§ EXERCISE GOAL: Transcribe the material exactly. Images do not belong in the copy.

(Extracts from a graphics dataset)

Start

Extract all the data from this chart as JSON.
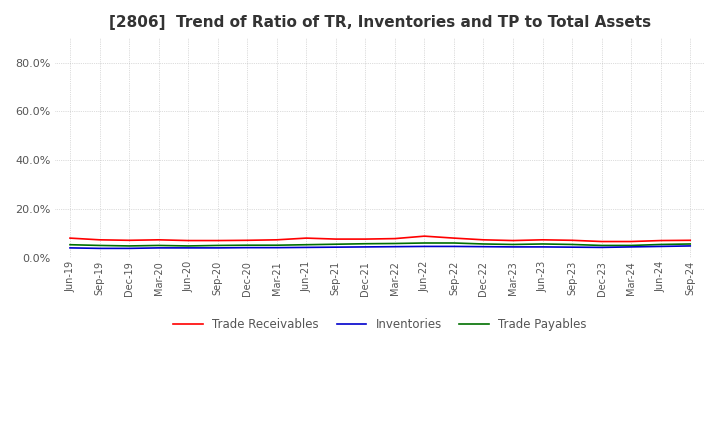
{
  "title": "[2806]  Trend of Ratio of TR, Inventories and TP to Total Assets",
  "title_fontsize": 11,
  "ylim": [
    0,
    0.9
  ],
  "yticks": [
    0.0,
    0.2,
    0.4,
    0.6,
    0.8
  ],
  "x_labels": [
    "Jun-19",
    "Sep-19",
    "Dec-19",
    "Mar-20",
    "Jun-20",
    "Sep-20",
    "Dec-20",
    "Mar-21",
    "Jun-21",
    "Sep-21",
    "Dec-21",
    "Mar-22",
    "Jun-22",
    "Sep-22",
    "Dec-22",
    "Mar-23",
    "Jun-23",
    "Sep-23",
    "Dec-23",
    "Mar-24",
    "Jun-24",
    "Sep-24"
  ],
  "trade_receivables": [
    0.082,
    0.075,
    0.073,
    0.075,
    0.072,
    0.072,
    0.073,
    0.075,
    0.082,
    0.078,
    0.078,
    0.08,
    0.09,
    0.082,
    0.075,
    0.072,
    0.075,
    0.073,
    0.068,
    0.068,
    0.072,
    0.073
  ],
  "inventories": [
    0.042,
    0.04,
    0.04,
    0.042,
    0.042,
    0.042,
    0.043,
    0.043,
    0.044,
    0.045,
    0.046,
    0.047,
    0.048,
    0.048,
    0.047,
    0.046,
    0.046,
    0.045,
    0.044,
    0.046,
    0.048,
    0.05
  ],
  "trade_payables": [
    0.055,
    0.052,
    0.05,
    0.052,
    0.05,
    0.052,
    0.053,
    0.053,
    0.055,
    0.057,
    0.059,
    0.06,
    0.062,
    0.062,
    0.058,
    0.056,
    0.058,
    0.056,
    0.052,
    0.052,
    0.056,
    0.058
  ],
  "tr_color": "#FF0000",
  "inv_color": "#0000CC",
  "tp_color": "#007000",
  "line_width": 1.2,
  "background_color": "#FFFFFF",
  "plot_bg_color": "#FFFFFF",
  "grid_color": "#AAAAAA",
  "legend_labels": [
    "Trade Receivables",
    "Inventories",
    "Trade Payables"
  ]
}
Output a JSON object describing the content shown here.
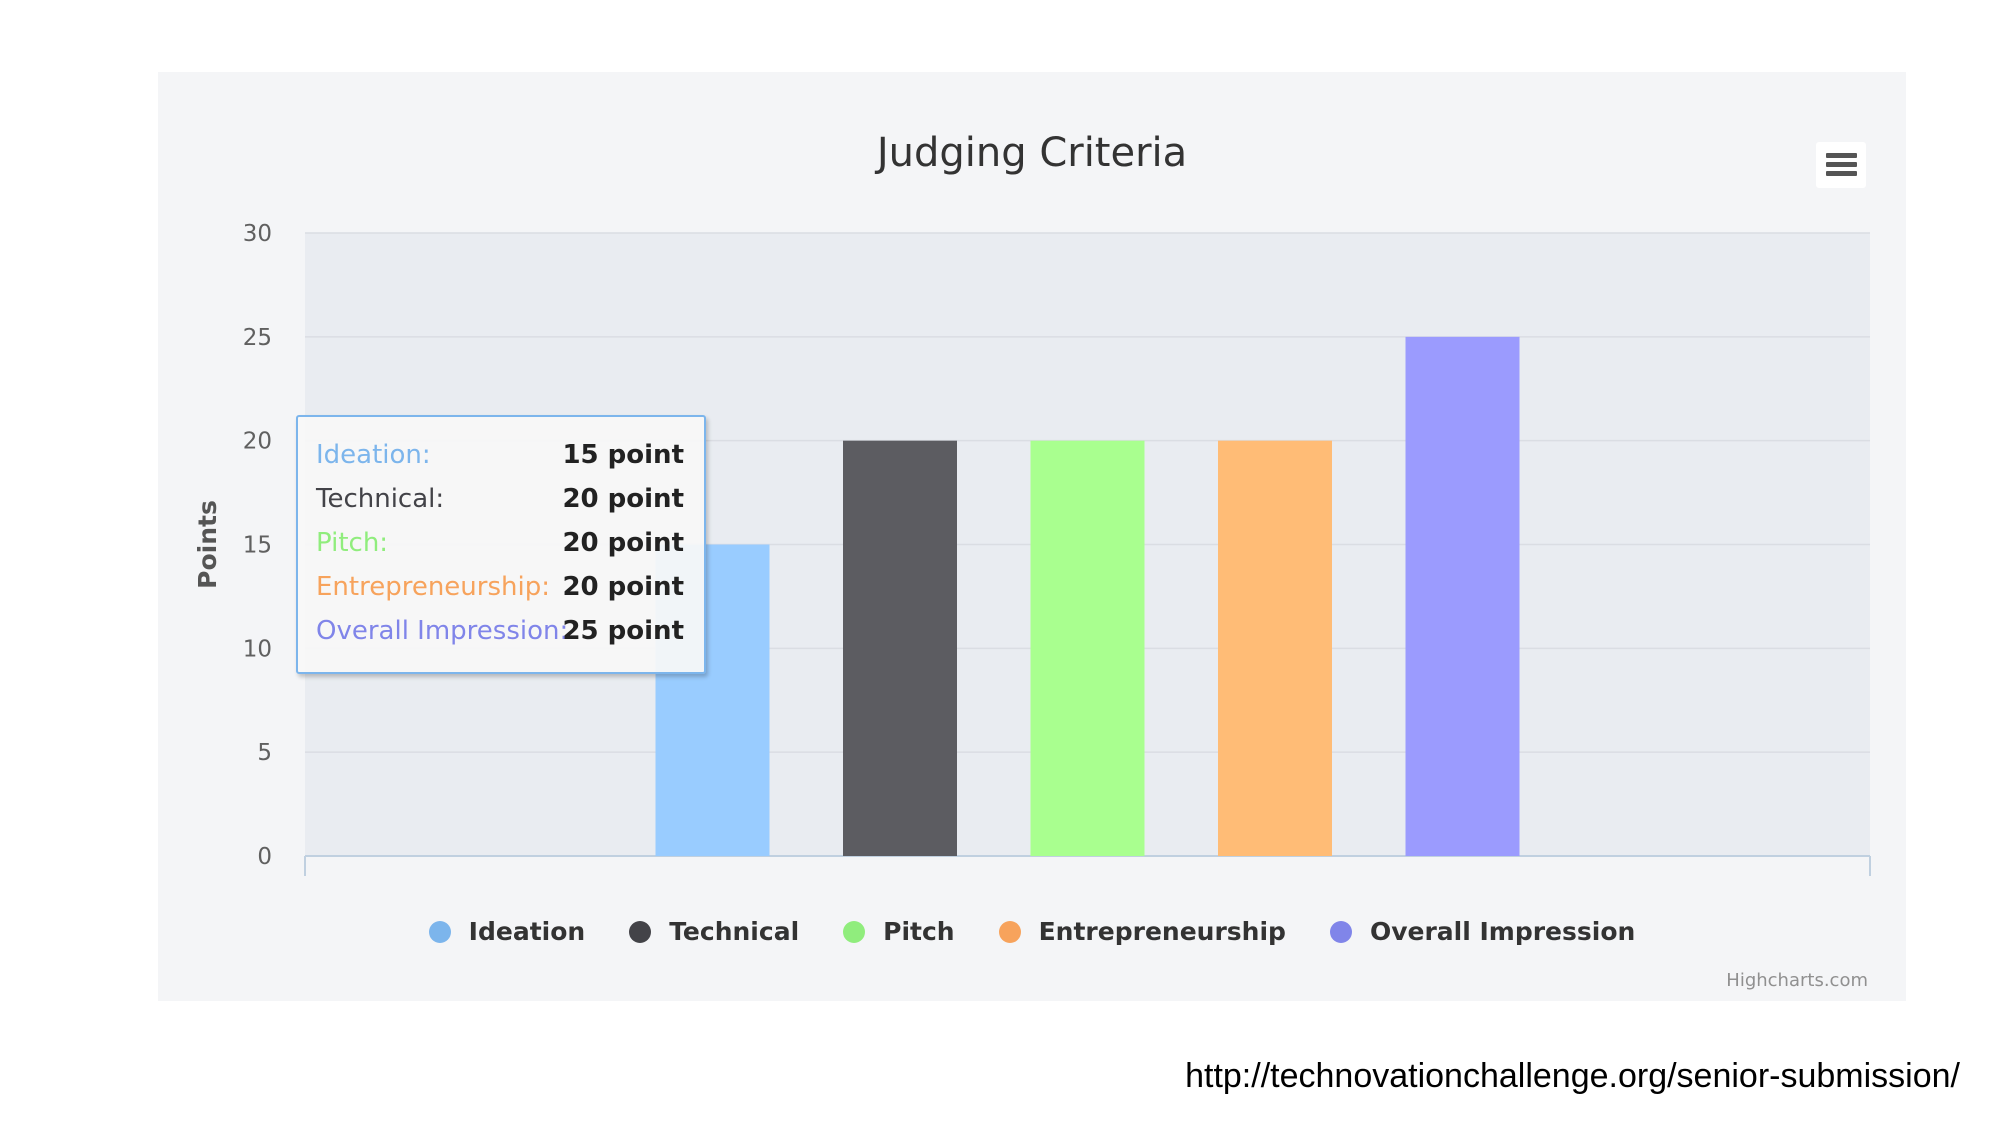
{
  "chart_data": {
    "type": "bar",
    "title": "Judging Criteria",
    "ylabel": "Points",
    "ylim": [
      0,
      30
    ],
    "yticks": [
      0,
      5,
      10,
      15,
      20,
      25,
      30
    ],
    "grid": true,
    "legend_position": "bottom",
    "series": [
      {
        "name": "Ideation",
        "values": [
          15
        ],
        "color": "#99ccff"
      },
      {
        "name": "Technical",
        "values": [
          20
        ],
        "color": "#5c5c61"
      },
      {
        "name": "Pitch",
        "values": [
          20
        ],
        "color": "#a9ff8f"
      },
      {
        "name": "Entrepreneurship",
        "values": [
          20
        ],
        "color": "#ffbc76"
      },
      {
        "name": "Overall Impression",
        "values": [
          25
        ],
        "color": "#9b9bfe"
      }
    ]
  },
  "legend_colors": [
    "#7cb5ec",
    "#434348",
    "#90ed7d",
    "#f7a35c",
    "#8085e9"
  ],
  "tooltip": {
    "rows": [
      {
        "label": "Ideation:",
        "value": "15 point",
        "color": "#7cb5ec"
      },
      {
        "label": "Technical:",
        "value": "20 point",
        "color": "#434348"
      },
      {
        "label": "Pitch:",
        "value": "20 point",
        "color": "#90ed7d"
      },
      {
        "label": "Entrepreneurship:",
        "value": "20 point",
        "color": "#f7a35c"
      },
      {
        "label": "Overall Impression:",
        "value": "25 point",
        "color": "#8085e9"
      }
    ]
  },
  "menu_icon": "hamburger-menu-icon",
  "credits": "Highcharts.com",
  "source_url": "http://technovationchallenge.org/senior-submission/"
}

End

§ CORRECT OUTPUT:
Extract all the data from this chart as JSON.
{
  "title": "[2806]  Trend of Ratio of TR, Inventories and TP to Total Assets",
  "title_fontsize": 11,
  "ylim": [
    0,
    0.9
  ],
  "yticks": [
    0.0,
    0.2,
    0.4,
    0.6,
    0.8
  ],
  "x_labels": [
    "Jun-19",
    "Sep-19",
    "Dec-19",
    "Mar-20",
    "Jun-20",
    "Sep-20",
    "Dec-20",
    "Mar-21",
    "Jun-21",
    "Sep-21",
    "Dec-21",
    "Mar-22",
    "Jun-22",
    "Sep-22",
    "Dec-22",
    "Mar-23",
    "Jun-23",
    "Sep-23",
    "Dec-23",
    "Mar-24",
    "Jun-24",
    "Sep-24"
  ],
  "trade_receivables": [
    0.082,
    0.075,
    0.073,
    0.075,
    0.072,
    0.072,
    0.073,
    0.075,
    0.082,
    0.078,
    0.078,
    0.08,
    0.09,
    0.082,
    0.075,
    0.072,
    0.075,
    0.073,
    0.068,
    0.068,
    0.072,
    0.073
  ],
  "inventories": [
    0.042,
    0.04,
    0.04,
    0.042,
    0.042,
    0.042,
    0.043,
    0.043,
    0.044,
    0.045,
    0.046,
    0.047,
    0.048,
    0.048,
    0.047,
    0.046,
    0.046,
    0.045,
    0.044,
    0.046,
    0.048,
    0.05
  ],
  "trade_payables": [
    0.055,
    0.052,
    0.05,
    0.052,
    0.05,
    0.052,
    0.053,
    0.053,
    0.055,
    0.057,
    0.059,
    0.06,
    0.062,
    0.062,
    0.058,
    0.056,
    0.058,
    0.056,
    0.052,
    0.052,
    0.056,
    0.058
  ],
  "tr_color": "#FF0000",
  "inv_color": "#0000CC",
  "tp_color": "#007000",
  "line_width": 1.2,
  "background_color": "#FFFFFF",
  "plot_bg_color": "#FFFFFF",
  "grid_color": "#AAAAAA",
  "legend_labels": [
    "Trade Receivables",
    "Inventories",
    "Trade Payables"
  ]
}
Output a JSON object describing the content shown here.
{
  "chart_data": {
    "type": "bar",
    "title": "Judging Criteria",
    "ylabel": "Points",
    "ylim": [
      0,
      30
    ],
    "yticks": [
      0,
      5,
      10,
      15,
      20,
      25,
      30
    ],
    "grid": true,
    "legend_position": "bottom",
    "series": [
      {
        "name": "Ideation",
        "values": [
          15
        ],
        "color": "#99ccff"
      },
      {
        "name": "Technical",
        "values": [
          20
        ],
        "color": "#5c5c61"
      },
      {
        "name": "Pitch",
        "values": [
          20
        ],
        "color": "#a9ff8f"
      },
      {
        "name": "Entrepreneurship",
        "values": [
          20
        ],
        "color": "#ffbc76"
      },
      {
        "name": "Overall Impression",
        "values": [
          25
        ],
        "color": "#9b9bfe"
      }
    ]
  },
  "legend_colors": [
    "#7cb5ec",
    "#434348",
    "#90ed7d",
    "#f7a35c",
    "#8085e9"
  ],
  "tooltip": {
    "rows": [
      {
        "label": "Ideation:",
        "value": "15 point",
        "color": "#7cb5ec"
      },
      {
        "label": "Technical:",
        "value": "20 point",
        "color": "#434348"
      },
      {
        "label": "Pitch:",
        "value": "20 point",
        "color": "#90ed7d"
      },
      {
        "label": "Entrepreneurship:",
        "value": "20 point",
        "color": "#f7a35c"
      },
      {
        "label": "Overall Impression:",
        "value": "25 point",
        "color": "#8085e9"
      }
    ]
  },
  "menu_icon": "hamburger-menu-icon",
  "credits": "Highcharts.com",
  "source_url": "http://technovationchallenge.org/senior-submission/"
}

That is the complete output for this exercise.